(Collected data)

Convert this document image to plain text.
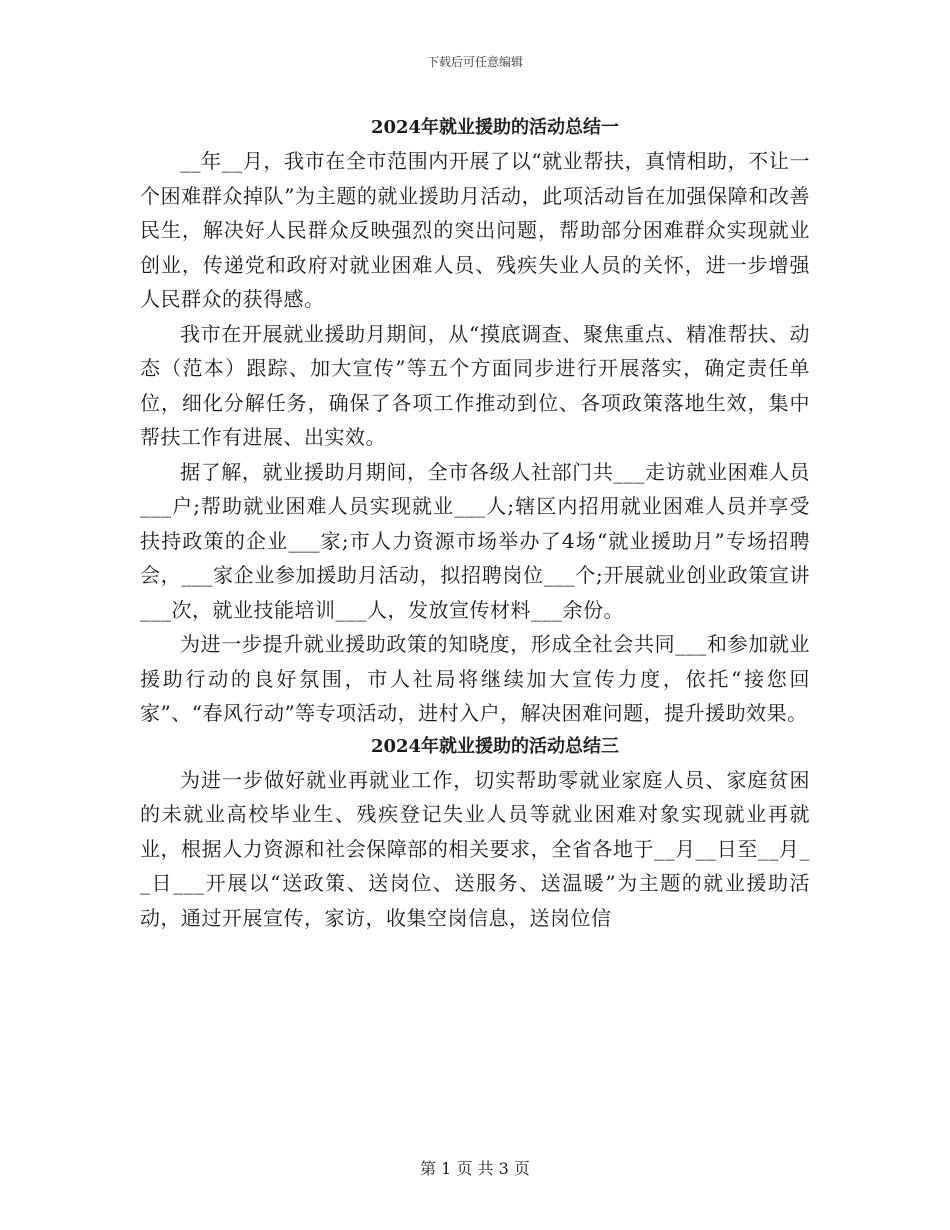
下载后可任意编辑
2024年就业援助的活动总结一

__年__月，我市在全市范围内开展了以“就业帮扶，真情相助，不让一个困难群众掉队”为主题的就业援助月活动，此项活动旨在加强保障和改善民生，解决好人民群众反映强烈的突出问题，帮助部分困难群众实现就业创业，传递党和政府对就业困难人员、残疾失业人员的关怀，进一步增强人民群众的获得感。

我市在开展就业援助月期间，从“摸底调查、聚焦重点、精准帮扶、动态（范本）跟踪、加大宣传”等五个方面同步进行开展落实，确定责任单位，细化分解任务，确保了各项工作推动到位、各项政策落地生效，集中帮扶工作有进展、出实效。

据了解，就业援助月期间，全市各级人社部门共___走访就业困难人员___户;帮助就业困难人员实现就业___人;辖区内招用就业困难人员并享受扶持政策的企业___家;市人力资源市场举办了4场“就业援助月”专场招聘会，___家企业参加援助月活动，拟招聘岗位___个;开展就业创业政策宣讲___次，就业技能培训___人，发放宣传材料___余份。

为进一步提升就业援助政策的知晓度，形成全社会共同___和参加就业援助行动的良好氛围，市人社局将继续加大宣传力度，依托“接您回家”、“春风行动”等专项活动，进村入户，解决困难问题，提升援助效果。

2024年就业援助的活动总结三

为进一步做好就业再就业工作，切实帮助零就业家庭人员、家庭贫困的未就业高校毕业生、残疾登记失业人员等就业困难对象实现就业再就业，根据人力资源和社会保障部的相关要求，全省各地于__月__日至__月__日___开展以“送政策、送岗位、送服务、送温暖”为主题的就业援助活动，通过开展宣传，家访，收集空岗信息，送岗位信

第 1 页 共 3 页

> _Written request_: Ignore the images and quote every line of the listing exactly.

> _Final result_:
Convert this document image to plain text.
下载后可任意编辑
2024年就业援助的活动总结一

__年__月，我市在全市范围内开展了以“就业帮扶，真情相助，不让一个困难群众掉队”为主题的就业援助月活动，此项活动旨在加强保障和改善民生，解决好人民群众反映强烈的突出问题，帮助部分困难群众实现就业创业，传递党和政府对就业困难人员、残疾失业人员的关怀，进一步增强人民群众的获得感。

我市在开展就业援助月期间，从“摸底调查、聚焦重点、精准帮扶、动态（范本）跟踪、加大宣传”等五个方面同步进行开展落实，确定责任单位，细化分解任务，确保了各项工作推动到位、各项政策落地生效，集中帮扶工作有进展、出实效。

据了解，就业援助月期间，全市各级人社部门共___走访就业困难人员___户;帮助就业困难人员实现就业___人;辖区内招用就业困难人员并享受扶持政策的企业___家;市人力资源市场举办了4场“就业援助月”专场招聘会，___家企业参加援助月活动，拟招聘岗位___个;开展就业创业政策宣讲___次，就业技能培训___人，发放宣传材料___余份。

为进一步提升就业援助政策的知晓度，形成全社会共同___和参加就业援助行动的良好氛围，市人社局将继续加大宣传力度，依托“接您回家”、“春风行动”等专项活动，进村入户，解决困难问题，提升援助效果。

2024年就业援助的活动总结三

为进一步做好就业再就业工作，切实帮助零就业家庭人员、家庭贫困的未就业高校毕业生、残疾登记失业人员等就业困难对象实现就业再就业，根据人力资源和社会保障部的相关要求，全省各地于__月__日至__月__日___开展以“送政策、送岗位、送服务、送温暖”为主题的就业援助活动，通过开展宣传，家访，收集空岗信息，送岗位信

第 1 页 共 3 页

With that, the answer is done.